### TASK
Identify the lines that contain the string "Развитие" and copy all of them.

### DATA SECTION
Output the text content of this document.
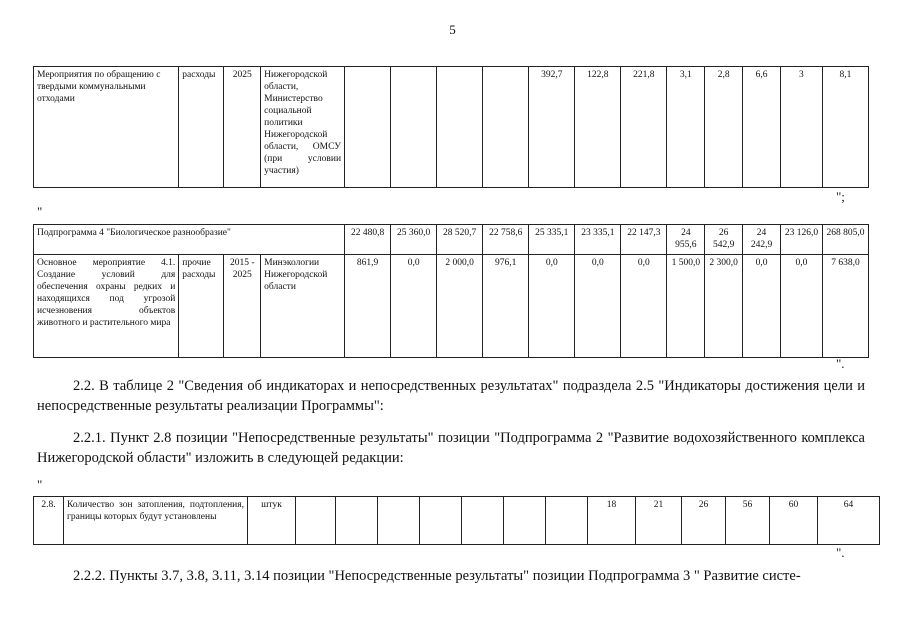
5
Мероприятия по обращению с твердыми коммунальными отходами	расходы	2025	Нижегородской области, Министерство социальной политики Нижегородской области, ОМСУ (при условии участия)					392,7	122,8	221,8	3,1	2,8	6,6	3	8,1
";
"
Подпрограмма 4 "Биологическое разнообразие"				22 480,8	25 360,0	28 520,7	22 758,6	25 335,1	23 335,1	22 147,3	24 955,6	26 542,9	24 242,9	23 126,0	268 805,0
Основное мероприятие 4.1. Создание условий для обеспечения охраны редких и находящихся под угрозой исчезновения объектов животного и растительного мира	прочие расходы	2015 - 2025	Минэкологии Нижегородской области	861,9	0,0	2 000,0	976,1	0,0	0,0	0,0	1 500,0	2 300,0	0,0	0,0	7 638,0
".
2.2. В таблице 2 "Сведения об индикаторах и непосредственных результатах" подраздела 2.5 "Индикаторы достижения цели и непосредственные результаты реализации Программы":
2.2.1. Пункт 2.8 позиции "Непосредственные результаты" позиции "Подпрограмма 2 "Развитие водохозяйственного комплекса Нижегородской области" изложить в следующей редакции:
"
2.8.	Количество зон затопления, подтопления, границы которых будут установлены	штук								18	21	26	56	60	64
".
2.2.2. Пункты 3.7, 3.8, 3.11, 3.14 позиции "Непосредственные результаты" позиции Подпрограмма 3 " Развитие систе-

### COMPLETE OUTPUT
2.2.1. Пункт 2.8 позиции "Непосредственные результаты" позиции "Подпрограмма 2 "Развитие водохозяйственного комплекса Нижегородской области" изложить в следующей редакции:
2.2.2. Пункты 3.7, 3.8, 3.11, 3.14 позиции "Непосредственные результаты" позиции Подпрограмма 3 " Развитие систе-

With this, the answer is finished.